(Recorded data)
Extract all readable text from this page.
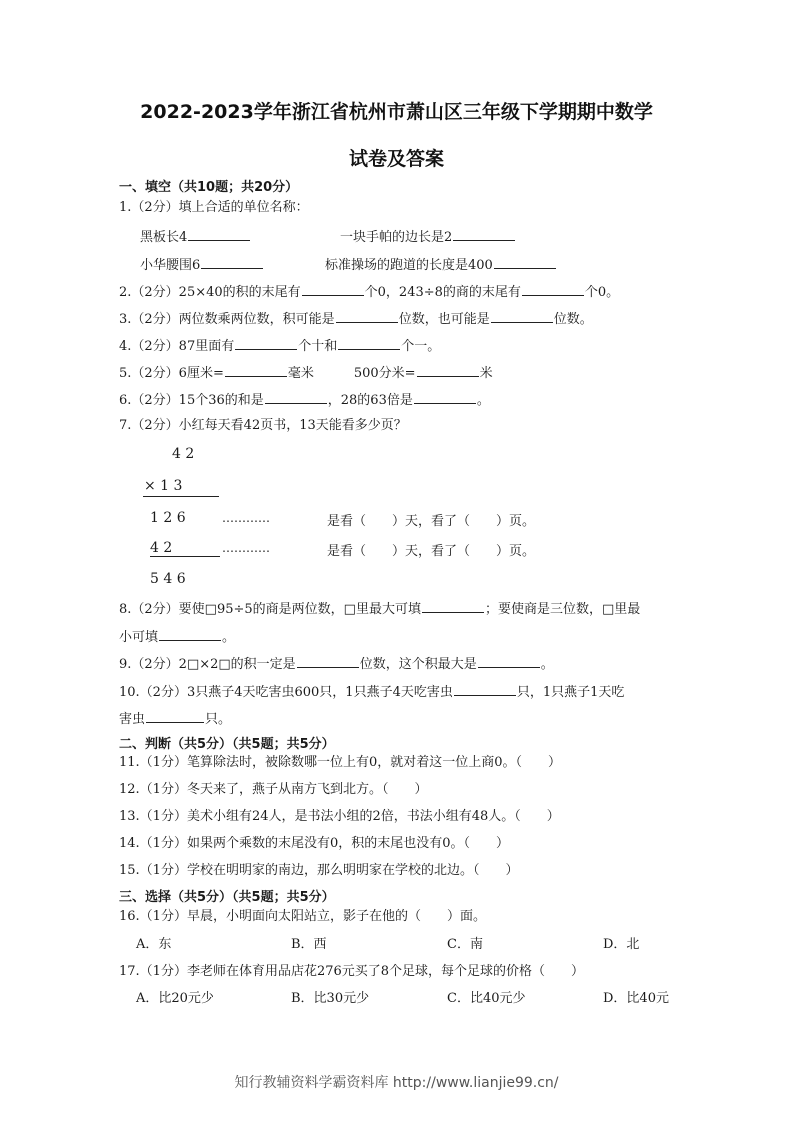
2022-2023学年浙江省杭州市萧山区三年级下学期期中数学
试卷及答案
一、填空（共10题；共20分）
1.（2分）填上合适的单位名称：
黑板长4	一块手帕的边长是2
小华腰围6	标准操场的跑道的长度是400
2.（2分）25×40的积的末尾有	个0，243÷8的商的末尾有	个0。
3.（2分）两位数乘两位数，积可能是	位数，也可能是	位数。
4.（2分）87里面有	个十和	个一。
5.（2分）6厘米=	毫米	500分米=	米
6.（2分）15个36的和是	，28的63倍是	。
7.（2分）小红每天看42页书，13天能看多少页？
4 2
× 1 3
1 2 6	…………	是看（　　）天，看了（　　）页。
4 2	…………	是看（　　）天，看了（　　）页。
5 4 6
8.（2分）要使□95÷5的商是两位数，□里最大可填	；要使商是三位数，□里最
小可填	。
9.（2分）2□×2□的积一定是	位数，这个积最大是	。
10.（2分）3只燕子4天吃害虫600只，1只燕子4天吃害虫	只，1只燕子1天吃
害虫	只。
二、判断（共5分）（共5题；共5分）
11.（1分）笔算除法时，被除数哪一位上有0，就对着这一位上商0。（　　）
12.（1分）冬天来了，燕子从南方飞到北方。（　　）
13.（1分）美术小组有24人，是书法小组的2倍，书法小组有48人。（　　）
14.（1分）如果两个乘数的末尾没有0，积的末尾也没有0。（　　）
15.（1分）学校在明明家的南边，那么明明家在学校的北边。（　　）
三、选择（共5分）（共5题；共5分）
16.（1分）早晨，小明面向太阳站立，影子在他的（　　）面。
A．东	B．西	C．南	D．北
17.（1分）李老师在体育用品店花276元买了8个足球，每个足球的价格（　　）
A．比20元少	B．比30元少	C．比40元少	D．比40元
知行教辅资料学霸资料库 http://www.lianjie99.cn/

> _Direction_:
All entries are to be retyped exactly. Omit any embedded images.

> _Task response_:
Extract all readable text from this page.
2022-2023学年浙江省杭州市萧山区三年级下学期期中数学
试卷及答案
一、填空（共10题；共20分）
1.（2分）填上合适的单位名称：
黑板长4	一块手帕的边长是2
小华腰围6	标准操场的跑道的长度是400
2.（2分）25×40的积的末尾有	个0，243÷8的商的末尾有	个0。
3.（2分）两位数乘两位数，积可能是	位数，也可能是	位数。
4.（2分）87里面有	个十和	个一。
5.（2分）6厘米=	毫米	500分米=	米
6.（2分）15个36的和是	，28的63倍是	。
7.（2分）小红每天看42页书，13天能看多少页？
4 2
× 1 3
1 2 6	…………	是看（　　）天，看了（　　）页。
4 2	…………	是看（　　）天，看了（　　）页。
5 4 6
8.（2分）要使□95÷5的商是两位数，□里最大可填	；要使商是三位数，□里最
小可填	。
9.（2分）2□×2□的积一定是	位数，这个积最大是	。
10.（2分）3只燕子4天吃害虫600只，1只燕子4天吃害虫	只，1只燕子1天吃
害虫	只。
二、判断（共5分）（共5题；共5分）
11.（1分）笔算除法时，被除数哪一位上有0，就对着这一位上商0。（　　）
12.（1分）冬天来了，燕子从南方飞到北方。（　　）
13.（1分）美术小组有24人，是书法小组的2倍，书法小组有48人。（　　）
14.（1分）如果两个乘数的末尾没有0，积的末尾也没有0。（　　）
15.（1分）学校在明明家的南边，那么明明家在学校的北边。（　　）
三、选择（共5分）（共5题；共5分）
16.（1分）早晨，小明面向太阳站立，影子在他的（　　）面。
A．东	B．西	C．南	D．北
17.（1分）李老师在体育用品店花276元买了8个足球，每个足球的价格（　　）
A．比20元少	B．比30元少	C．比40元少	D．比40元
知行教辅资料学霸资料库 http://www.lianjie99.cn/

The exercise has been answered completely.